▶ _Task details_
Scan the entries below. List each line with "我国商品运达该港口".

▶ _Collection entries_
— begin —

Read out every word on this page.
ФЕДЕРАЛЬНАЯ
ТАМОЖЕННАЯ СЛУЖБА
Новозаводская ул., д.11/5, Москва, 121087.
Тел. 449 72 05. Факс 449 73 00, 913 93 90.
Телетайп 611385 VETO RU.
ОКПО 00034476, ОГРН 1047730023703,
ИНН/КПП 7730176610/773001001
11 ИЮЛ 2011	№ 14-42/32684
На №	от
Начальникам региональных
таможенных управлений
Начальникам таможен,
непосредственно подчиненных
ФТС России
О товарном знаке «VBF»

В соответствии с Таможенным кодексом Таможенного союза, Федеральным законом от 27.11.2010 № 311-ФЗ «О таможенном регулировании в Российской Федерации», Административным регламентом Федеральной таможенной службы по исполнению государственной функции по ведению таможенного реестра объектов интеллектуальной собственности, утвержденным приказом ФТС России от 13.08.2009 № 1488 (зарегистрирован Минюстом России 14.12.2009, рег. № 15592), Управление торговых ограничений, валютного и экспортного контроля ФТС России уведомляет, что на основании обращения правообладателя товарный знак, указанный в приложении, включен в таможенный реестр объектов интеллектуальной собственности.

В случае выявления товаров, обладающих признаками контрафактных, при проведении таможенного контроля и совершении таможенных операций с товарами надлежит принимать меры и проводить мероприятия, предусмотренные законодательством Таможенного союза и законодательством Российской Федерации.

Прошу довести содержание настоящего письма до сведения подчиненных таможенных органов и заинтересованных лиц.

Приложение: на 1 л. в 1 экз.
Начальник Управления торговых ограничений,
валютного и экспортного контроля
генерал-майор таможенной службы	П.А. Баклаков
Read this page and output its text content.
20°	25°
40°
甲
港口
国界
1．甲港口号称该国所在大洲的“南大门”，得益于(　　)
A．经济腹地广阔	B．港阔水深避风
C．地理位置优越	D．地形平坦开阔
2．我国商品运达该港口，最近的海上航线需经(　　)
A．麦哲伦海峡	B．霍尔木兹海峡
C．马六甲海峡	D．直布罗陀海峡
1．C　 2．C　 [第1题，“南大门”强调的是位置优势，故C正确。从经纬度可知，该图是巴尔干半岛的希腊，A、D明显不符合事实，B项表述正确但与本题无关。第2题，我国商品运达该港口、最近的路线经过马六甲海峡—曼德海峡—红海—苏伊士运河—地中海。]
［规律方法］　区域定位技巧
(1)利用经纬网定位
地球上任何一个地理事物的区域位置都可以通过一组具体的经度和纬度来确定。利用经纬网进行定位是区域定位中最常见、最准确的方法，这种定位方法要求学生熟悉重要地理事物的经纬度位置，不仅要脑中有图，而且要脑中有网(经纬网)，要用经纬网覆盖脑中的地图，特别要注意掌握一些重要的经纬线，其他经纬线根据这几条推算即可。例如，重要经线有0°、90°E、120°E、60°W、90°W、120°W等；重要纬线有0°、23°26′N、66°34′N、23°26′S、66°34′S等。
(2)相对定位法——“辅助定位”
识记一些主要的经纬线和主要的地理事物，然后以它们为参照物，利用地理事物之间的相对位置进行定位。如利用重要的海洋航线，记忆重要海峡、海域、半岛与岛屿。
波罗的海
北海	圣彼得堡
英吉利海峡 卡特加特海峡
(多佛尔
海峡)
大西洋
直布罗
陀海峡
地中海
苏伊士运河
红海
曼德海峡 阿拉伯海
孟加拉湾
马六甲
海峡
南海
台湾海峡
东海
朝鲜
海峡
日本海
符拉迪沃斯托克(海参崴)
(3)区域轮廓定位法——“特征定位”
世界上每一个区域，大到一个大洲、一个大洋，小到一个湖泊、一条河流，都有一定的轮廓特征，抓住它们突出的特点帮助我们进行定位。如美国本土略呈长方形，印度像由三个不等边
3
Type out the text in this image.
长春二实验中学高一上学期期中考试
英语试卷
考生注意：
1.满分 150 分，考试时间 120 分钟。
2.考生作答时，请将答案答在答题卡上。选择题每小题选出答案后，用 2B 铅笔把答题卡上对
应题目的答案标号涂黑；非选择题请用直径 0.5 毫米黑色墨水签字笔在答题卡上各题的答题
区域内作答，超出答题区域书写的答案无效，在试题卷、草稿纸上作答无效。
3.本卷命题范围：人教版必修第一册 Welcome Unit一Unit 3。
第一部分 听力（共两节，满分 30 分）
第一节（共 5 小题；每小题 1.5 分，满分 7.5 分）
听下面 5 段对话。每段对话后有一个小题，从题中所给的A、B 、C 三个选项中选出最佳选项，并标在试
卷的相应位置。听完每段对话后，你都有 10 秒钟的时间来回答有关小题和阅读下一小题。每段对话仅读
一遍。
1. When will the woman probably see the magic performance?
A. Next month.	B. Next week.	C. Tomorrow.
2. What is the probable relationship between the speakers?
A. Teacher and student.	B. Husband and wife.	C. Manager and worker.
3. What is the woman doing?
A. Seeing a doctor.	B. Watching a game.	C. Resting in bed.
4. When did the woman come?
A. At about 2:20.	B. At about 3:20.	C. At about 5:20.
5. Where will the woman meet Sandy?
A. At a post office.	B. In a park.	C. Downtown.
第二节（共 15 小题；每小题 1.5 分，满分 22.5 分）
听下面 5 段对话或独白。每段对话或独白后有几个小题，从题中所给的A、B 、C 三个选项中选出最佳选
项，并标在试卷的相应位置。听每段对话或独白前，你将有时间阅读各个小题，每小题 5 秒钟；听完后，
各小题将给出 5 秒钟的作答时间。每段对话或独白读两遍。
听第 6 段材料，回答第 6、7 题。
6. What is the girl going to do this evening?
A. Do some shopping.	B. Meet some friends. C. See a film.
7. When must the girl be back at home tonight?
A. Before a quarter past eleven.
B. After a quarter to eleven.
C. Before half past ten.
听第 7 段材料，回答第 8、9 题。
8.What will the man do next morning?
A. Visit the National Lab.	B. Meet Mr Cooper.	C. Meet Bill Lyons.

— end —

▶ _Correct output_
2．我国商品运达该港口，最近的海上航线需经(　　)
1．C　 2．C　 [第1题，“南大门”强调的是位置优势，故C正确。从经纬度可知，该图是巴尔干半岛的希腊，A、D明显不符合事实，B项表述正确但与本题无关。第2题，我国商品运达该港口、最近的路线经过马六甲海峡—曼德海峡—红海—苏伊士运河—地中海。]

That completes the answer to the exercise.